### WHAT THE EXERCISE ASKS
Copy out the data below verbatim.

### RECORDS FOR THE EXERCISE
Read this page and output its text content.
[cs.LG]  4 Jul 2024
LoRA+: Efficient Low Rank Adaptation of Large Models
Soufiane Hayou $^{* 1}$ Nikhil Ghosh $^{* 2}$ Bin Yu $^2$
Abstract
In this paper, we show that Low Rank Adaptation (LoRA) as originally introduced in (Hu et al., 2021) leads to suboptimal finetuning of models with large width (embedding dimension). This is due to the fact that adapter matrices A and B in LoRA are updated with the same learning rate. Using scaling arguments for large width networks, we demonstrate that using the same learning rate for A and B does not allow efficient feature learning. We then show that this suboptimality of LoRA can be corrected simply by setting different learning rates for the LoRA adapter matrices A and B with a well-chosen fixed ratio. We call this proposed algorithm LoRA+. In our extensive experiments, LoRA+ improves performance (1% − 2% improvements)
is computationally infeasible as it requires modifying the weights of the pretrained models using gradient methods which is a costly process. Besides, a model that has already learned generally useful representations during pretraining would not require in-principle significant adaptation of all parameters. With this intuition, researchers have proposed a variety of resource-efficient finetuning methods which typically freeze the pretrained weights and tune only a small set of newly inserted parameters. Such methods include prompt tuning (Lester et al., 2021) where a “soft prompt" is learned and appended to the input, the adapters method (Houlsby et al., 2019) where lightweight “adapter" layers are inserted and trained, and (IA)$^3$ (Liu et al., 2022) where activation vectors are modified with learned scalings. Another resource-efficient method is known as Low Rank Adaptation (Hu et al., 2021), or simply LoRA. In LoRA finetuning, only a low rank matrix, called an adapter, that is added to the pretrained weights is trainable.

### WRITTEN SOLUTION
Read this page and output its text content.
[cs.LG]  4 Jul 2024
LoRA+: Efficient Low Rank Adaptation of Large Models
Soufiane Hayou $^{* 1}$ Nikhil Ghosh $^{* 2}$ Bin Yu $^2$
Abstract
In this paper, we show that Low Rank Adaptation (LoRA) as originally introduced in (Hu et al., 2021) leads to suboptimal finetuning of models with large width (embedding dimension). This is due to the fact that adapter matrices A and B in LoRA are updated with the same learning rate. Using scaling arguments for large width networks, we demonstrate that using the same learning rate for A and B does not allow efficient feature learning. We then show that this suboptimality of LoRA can be corrected simply by setting different learning rates for the LoRA adapter matrices A and B with a well-chosen fixed ratio. We call this proposed algorithm LoRA+. In our extensive experiments, LoRA+ improves performance (1% − 2% improvements)
is computationally infeasible as it requires modifying the weights of the pretrained models using gradient methods which is a costly process. Besides, a model that has already learned generally useful representations during pretraining would not require in-principle significant adaptation of all parameters. With this intuition, researchers have proposed a variety of resource-efficient finetuning methods which typically freeze the pretrained weights and tune only a small set of newly inserted parameters. Such methods include prompt tuning (Lester et al., 2021) where a “soft prompt" is learned and appended to the input, the adapters method (Houlsby et al., 2019) where lightweight “adapter" layers are inserted and trained, and (IA)$^3$ (Liu et al., 2022) where activation vectors are modified with learned scalings. Another resource-efficient method is known as Low Rank Adaptation (Hu et al., 2021), or simply LoRA. In LoRA finetuning, only a low rank matrix, called an adapter, that is added to the pretrained weights is trainable.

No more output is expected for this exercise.